■ What needs to be done ■
Scan the data for lines with "image" and report the count by itself.

[Dataset excerpt]
※ ※ ※

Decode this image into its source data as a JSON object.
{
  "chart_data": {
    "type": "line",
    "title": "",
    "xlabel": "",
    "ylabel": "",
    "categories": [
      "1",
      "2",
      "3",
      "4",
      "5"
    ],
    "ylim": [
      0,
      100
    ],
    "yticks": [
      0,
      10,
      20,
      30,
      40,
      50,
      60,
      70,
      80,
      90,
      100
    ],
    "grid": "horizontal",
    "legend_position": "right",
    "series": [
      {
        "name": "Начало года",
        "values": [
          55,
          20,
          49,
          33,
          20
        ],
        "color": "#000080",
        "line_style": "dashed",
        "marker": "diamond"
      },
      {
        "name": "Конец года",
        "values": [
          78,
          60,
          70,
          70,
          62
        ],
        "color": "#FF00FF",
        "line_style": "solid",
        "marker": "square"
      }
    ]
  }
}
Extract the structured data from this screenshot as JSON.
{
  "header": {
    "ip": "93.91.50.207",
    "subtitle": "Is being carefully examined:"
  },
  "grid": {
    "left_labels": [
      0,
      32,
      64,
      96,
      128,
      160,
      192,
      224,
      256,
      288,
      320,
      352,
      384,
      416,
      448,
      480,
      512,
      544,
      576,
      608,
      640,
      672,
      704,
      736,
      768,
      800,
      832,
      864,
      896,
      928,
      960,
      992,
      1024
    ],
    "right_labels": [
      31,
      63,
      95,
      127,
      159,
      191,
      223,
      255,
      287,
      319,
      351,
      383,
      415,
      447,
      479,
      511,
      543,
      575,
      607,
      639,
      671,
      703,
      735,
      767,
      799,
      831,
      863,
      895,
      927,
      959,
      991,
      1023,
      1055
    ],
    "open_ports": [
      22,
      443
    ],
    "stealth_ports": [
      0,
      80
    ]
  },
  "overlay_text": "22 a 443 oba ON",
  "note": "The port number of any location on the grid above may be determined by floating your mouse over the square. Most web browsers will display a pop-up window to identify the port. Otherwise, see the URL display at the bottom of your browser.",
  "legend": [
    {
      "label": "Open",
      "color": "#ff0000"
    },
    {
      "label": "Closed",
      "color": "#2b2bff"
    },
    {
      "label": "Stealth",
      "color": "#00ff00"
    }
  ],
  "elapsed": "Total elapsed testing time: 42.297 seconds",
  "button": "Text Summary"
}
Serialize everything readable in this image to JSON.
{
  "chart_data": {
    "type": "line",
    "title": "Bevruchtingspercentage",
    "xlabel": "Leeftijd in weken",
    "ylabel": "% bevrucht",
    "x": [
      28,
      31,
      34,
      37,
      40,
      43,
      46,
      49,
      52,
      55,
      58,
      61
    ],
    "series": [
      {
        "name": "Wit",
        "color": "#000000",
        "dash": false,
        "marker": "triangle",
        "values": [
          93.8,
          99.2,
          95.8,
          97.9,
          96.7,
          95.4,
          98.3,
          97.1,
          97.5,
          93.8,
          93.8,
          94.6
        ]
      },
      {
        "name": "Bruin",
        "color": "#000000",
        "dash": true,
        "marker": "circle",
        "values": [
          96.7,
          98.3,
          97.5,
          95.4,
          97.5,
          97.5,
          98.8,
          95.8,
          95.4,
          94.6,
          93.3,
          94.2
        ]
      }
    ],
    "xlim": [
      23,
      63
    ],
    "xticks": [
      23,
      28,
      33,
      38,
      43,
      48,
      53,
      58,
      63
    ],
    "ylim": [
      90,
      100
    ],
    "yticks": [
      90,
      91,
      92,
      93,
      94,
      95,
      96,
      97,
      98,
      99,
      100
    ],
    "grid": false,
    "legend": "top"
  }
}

※ ※ ※

■ Task answer ■
2